> [STATED EXERCISE] Give the number of lines below that contain "text", with no other output.

> [EXTRACTED RECORDS]
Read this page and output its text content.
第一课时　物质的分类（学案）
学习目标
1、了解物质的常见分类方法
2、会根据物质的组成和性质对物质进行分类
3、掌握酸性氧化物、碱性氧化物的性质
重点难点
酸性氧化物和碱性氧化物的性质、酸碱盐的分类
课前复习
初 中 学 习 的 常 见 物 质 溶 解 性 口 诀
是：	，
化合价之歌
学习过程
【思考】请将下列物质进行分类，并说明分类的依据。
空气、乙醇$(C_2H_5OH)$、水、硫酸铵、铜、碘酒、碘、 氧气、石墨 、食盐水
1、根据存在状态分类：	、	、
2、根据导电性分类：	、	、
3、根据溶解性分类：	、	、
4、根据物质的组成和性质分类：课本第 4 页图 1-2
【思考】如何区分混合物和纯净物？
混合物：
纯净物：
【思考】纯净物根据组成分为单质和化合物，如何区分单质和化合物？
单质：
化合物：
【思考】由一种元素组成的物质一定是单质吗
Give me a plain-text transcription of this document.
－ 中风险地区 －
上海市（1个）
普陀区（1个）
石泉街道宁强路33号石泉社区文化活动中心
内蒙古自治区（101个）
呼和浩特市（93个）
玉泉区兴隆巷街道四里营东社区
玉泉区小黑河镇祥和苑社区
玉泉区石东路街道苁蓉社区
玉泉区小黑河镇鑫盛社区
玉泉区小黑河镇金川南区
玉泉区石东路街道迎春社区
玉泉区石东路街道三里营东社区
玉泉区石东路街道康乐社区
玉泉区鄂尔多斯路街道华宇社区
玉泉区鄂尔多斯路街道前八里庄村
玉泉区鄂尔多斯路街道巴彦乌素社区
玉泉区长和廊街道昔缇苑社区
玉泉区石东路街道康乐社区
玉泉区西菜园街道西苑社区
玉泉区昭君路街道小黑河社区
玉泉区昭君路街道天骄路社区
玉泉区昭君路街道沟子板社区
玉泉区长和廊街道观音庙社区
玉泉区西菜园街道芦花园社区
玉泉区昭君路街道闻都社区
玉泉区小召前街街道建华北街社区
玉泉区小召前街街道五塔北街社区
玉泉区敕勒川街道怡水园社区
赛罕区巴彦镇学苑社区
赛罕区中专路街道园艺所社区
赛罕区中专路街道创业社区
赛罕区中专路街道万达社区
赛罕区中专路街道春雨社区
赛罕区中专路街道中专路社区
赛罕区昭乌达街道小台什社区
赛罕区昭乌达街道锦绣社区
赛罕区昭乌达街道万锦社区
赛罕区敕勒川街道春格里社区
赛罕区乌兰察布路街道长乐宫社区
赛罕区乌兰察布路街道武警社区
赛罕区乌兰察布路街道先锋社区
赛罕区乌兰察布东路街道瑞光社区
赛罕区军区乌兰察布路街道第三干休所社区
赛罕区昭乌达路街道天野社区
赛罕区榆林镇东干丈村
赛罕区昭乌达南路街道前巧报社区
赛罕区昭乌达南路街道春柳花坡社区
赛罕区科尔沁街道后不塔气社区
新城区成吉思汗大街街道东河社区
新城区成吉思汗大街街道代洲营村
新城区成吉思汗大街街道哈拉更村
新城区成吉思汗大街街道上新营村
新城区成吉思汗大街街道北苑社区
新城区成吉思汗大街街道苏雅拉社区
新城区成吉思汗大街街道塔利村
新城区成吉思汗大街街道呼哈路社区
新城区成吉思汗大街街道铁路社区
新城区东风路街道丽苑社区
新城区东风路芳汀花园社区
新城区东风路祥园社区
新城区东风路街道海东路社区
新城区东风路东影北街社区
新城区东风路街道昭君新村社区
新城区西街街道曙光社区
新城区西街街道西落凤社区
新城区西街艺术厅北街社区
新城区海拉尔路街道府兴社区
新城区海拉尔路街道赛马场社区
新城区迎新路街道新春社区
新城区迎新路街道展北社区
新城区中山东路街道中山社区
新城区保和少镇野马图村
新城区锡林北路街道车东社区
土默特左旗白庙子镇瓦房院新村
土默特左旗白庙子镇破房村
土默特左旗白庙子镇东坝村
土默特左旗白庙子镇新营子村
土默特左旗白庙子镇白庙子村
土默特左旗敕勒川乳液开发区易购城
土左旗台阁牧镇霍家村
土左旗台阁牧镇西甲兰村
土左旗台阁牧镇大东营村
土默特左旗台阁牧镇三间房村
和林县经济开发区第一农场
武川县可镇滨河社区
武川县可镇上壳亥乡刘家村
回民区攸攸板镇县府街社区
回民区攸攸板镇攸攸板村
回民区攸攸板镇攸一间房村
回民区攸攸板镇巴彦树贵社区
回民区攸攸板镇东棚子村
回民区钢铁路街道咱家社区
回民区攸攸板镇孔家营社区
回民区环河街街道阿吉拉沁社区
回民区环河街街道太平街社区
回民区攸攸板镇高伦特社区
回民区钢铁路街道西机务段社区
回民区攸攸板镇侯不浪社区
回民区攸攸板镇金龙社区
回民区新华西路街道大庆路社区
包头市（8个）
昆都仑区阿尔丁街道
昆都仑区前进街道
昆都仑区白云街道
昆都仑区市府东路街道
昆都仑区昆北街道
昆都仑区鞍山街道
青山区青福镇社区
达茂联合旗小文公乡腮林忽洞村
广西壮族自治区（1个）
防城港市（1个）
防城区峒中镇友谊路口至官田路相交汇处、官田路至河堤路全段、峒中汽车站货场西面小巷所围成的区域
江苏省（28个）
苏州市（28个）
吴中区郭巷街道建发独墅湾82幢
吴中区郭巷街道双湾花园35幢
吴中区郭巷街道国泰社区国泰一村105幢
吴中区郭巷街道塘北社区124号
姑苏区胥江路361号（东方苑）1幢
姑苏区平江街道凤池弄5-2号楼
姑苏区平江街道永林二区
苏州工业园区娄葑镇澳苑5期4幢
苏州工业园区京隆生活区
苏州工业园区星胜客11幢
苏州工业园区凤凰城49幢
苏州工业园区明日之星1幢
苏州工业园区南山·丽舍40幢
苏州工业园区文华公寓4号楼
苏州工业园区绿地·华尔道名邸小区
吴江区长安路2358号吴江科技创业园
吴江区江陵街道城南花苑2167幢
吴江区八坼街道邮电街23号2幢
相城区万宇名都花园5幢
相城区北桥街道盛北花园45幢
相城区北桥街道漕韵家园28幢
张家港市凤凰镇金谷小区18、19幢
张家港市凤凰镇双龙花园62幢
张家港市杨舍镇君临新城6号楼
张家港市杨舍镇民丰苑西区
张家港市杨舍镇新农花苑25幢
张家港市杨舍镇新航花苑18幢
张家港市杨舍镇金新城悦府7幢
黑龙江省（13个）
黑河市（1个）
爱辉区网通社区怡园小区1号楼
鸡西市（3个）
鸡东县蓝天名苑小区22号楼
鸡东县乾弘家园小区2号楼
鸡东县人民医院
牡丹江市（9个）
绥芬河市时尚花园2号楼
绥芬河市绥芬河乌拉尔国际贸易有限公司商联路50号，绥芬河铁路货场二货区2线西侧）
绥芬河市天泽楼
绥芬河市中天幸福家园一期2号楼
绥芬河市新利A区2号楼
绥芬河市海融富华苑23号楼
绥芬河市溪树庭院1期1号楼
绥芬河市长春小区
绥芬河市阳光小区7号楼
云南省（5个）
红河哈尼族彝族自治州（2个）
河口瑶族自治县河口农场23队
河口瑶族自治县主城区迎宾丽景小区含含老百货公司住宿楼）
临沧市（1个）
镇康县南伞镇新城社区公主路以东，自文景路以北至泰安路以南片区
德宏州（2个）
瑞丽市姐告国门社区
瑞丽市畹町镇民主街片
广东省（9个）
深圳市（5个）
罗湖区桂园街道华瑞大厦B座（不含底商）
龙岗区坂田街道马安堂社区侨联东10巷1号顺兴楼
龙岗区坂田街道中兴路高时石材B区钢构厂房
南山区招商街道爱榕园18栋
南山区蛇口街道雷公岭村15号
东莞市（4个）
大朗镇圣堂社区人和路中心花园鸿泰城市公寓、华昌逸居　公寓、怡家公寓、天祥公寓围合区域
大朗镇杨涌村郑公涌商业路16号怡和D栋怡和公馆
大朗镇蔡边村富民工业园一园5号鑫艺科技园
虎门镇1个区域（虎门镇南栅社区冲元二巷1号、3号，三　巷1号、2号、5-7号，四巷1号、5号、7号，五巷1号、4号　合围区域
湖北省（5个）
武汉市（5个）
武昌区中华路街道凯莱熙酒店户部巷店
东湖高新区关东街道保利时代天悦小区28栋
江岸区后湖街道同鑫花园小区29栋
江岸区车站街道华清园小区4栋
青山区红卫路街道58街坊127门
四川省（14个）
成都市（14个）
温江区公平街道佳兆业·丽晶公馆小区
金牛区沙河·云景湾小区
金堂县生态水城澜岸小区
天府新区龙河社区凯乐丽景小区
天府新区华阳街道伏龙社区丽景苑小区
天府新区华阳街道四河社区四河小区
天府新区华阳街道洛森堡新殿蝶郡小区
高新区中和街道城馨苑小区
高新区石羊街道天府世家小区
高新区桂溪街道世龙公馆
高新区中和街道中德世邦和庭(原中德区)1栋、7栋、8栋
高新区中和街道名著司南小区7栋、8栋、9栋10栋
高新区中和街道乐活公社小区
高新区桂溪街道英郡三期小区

> [RESPONSE TO THE EXERCISE] 2